• Given exercise
Return all entries word for word, but drop any images.

• Recorded information

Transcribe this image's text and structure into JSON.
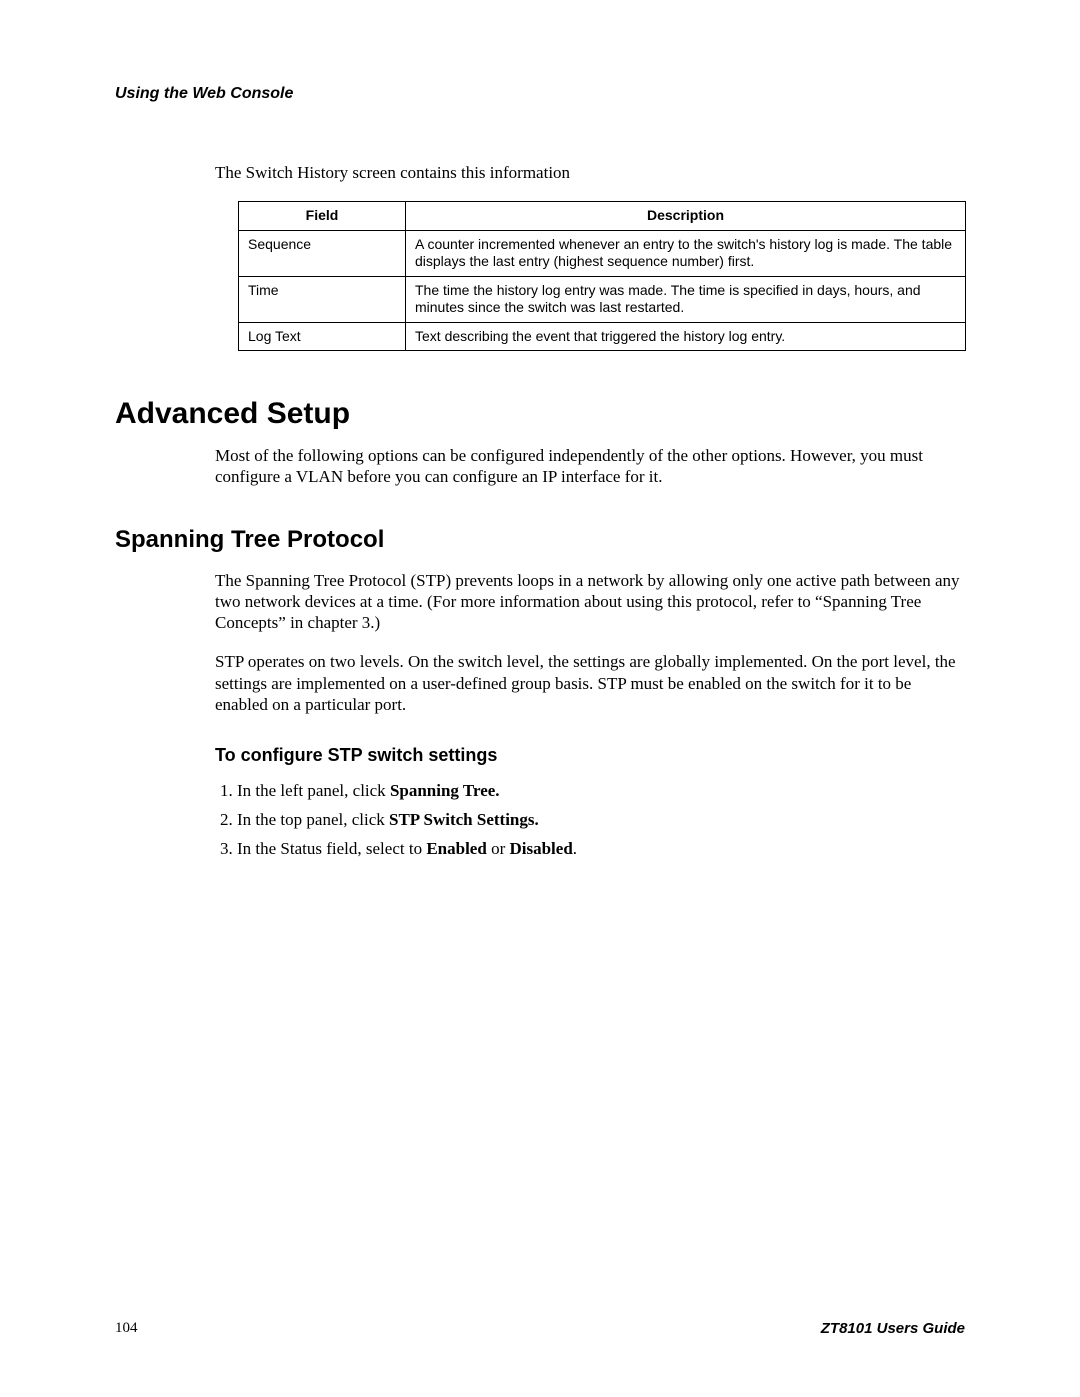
{
  "header": {
    "running_head": "Using the Web Console"
  },
  "intro_line": "The Switch History screen contains this information",
  "table": {
    "col_field": "Field",
    "col_desc": "Description",
    "rows": [
      {
        "field": "Sequence",
        "desc": "A counter incremented whenever an entry to the switch's history log is made. The table displays the last entry (highest sequence number) first."
      },
      {
        "field": "Time",
        "desc": "The time the history log entry was made. The time is specified in days, hours, and minutes since the switch was last restarted."
      },
      {
        "field": "Log Text",
        "desc": "Text describing the event that triggered the history log entry."
      }
    ]
  },
  "h1": "Advanced Setup",
  "p_after_h1": "Most of the following options can be configured independently of the other options. However, you must configure a VLAN before you can configure an IP interface for it.",
  "h2": "Spanning Tree Protocol",
  "p_stp_1": "The Spanning Tree Protocol (STP) prevents loops in a network by allowing only one active path between any two network devices at a time. (For more information about using this protocol, refer to “Spanning Tree Concepts” in chapter 3.)",
  "p_stp_2": "STP operates on two levels. On the switch level, the settings are globally implemented. On the port level, the settings are implemented on a user-defined group basis. STP must be enabled on the switch for it to be enabled on a particular port.",
  "h3": "To configure STP switch settings",
  "steps": {
    "s1a": "In the left panel, click ",
    "s1b": "Spanning Tree.",
    "s2a": "In the top panel, click ",
    "s2b": "STP Switch Settings.",
    "s3a": "In the Status field, select to ",
    "s3b": "Enabled",
    "s3c": " or ",
    "s3d": "Disabled",
    "s3e": "."
  },
  "footer": {
    "page": "104",
    "guide": "ZT8101 Users Guide"
  }
}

• Answer to the task
Transcribe this image's text and structure into JSON.
{
  "header": {
    "running_head": "Using the Web Console"
  },
  "intro_line": "The Switch History screen contains this information",
  "table": {
    "col_field": "Field",
    "col_desc": "Description",
    "rows": [
      {
        "field": "Sequence",
        "desc": "A counter incremented whenever an entry to the switch's history log is made. The table displays the last entry (highest sequence number) first."
      },
      {
        "field": "Time",
        "desc": "The time the history log entry was made. The time is specified in days, hours, and minutes since the switch was last restarted."
      },
      {
        "field": "Log Text",
        "desc": "Text describing the event that triggered the history log entry."
      }
    ]
  },
  "h1": "Advanced Setup",
  "p_after_h1": "Most of the following options can be configured independently of the other options. However, you must configure a VLAN before you can configure an IP interface for it.",
  "h2": "Spanning Tree Protocol",
  "p_stp_1": "The Spanning Tree Protocol (STP) prevents loops in a network by allowing only one active path between any two network devices at a time. (For more information about using this protocol, refer to “Spanning Tree Concepts” in chapter 3.)",
  "p_stp_2": "STP operates on two levels. On the switch level, the settings are globally implemented. On the port level, the settings are implemented on a user-defined group basis. STP must be enabled on the switch for it to be enabled on a particular port.",
  "h3": "To configure STP switch settings",
  "steps": {
    "s1a": "In the left panel, click ",
    "s1b": "Spanning Tree.",
    "s2a": "In the top panel, click ",
    "s2b": "STP Switch Settings.",
    "s3a": "In the Status field, select to ",
    "s3b": "Enabled",
    "s3c": " or ",
    "s3d": "Disabled",
    "s3e": "."
  },
  "footer": {
    "page": "104",
    "guide": "ZT8101 Users Guide"
  }
}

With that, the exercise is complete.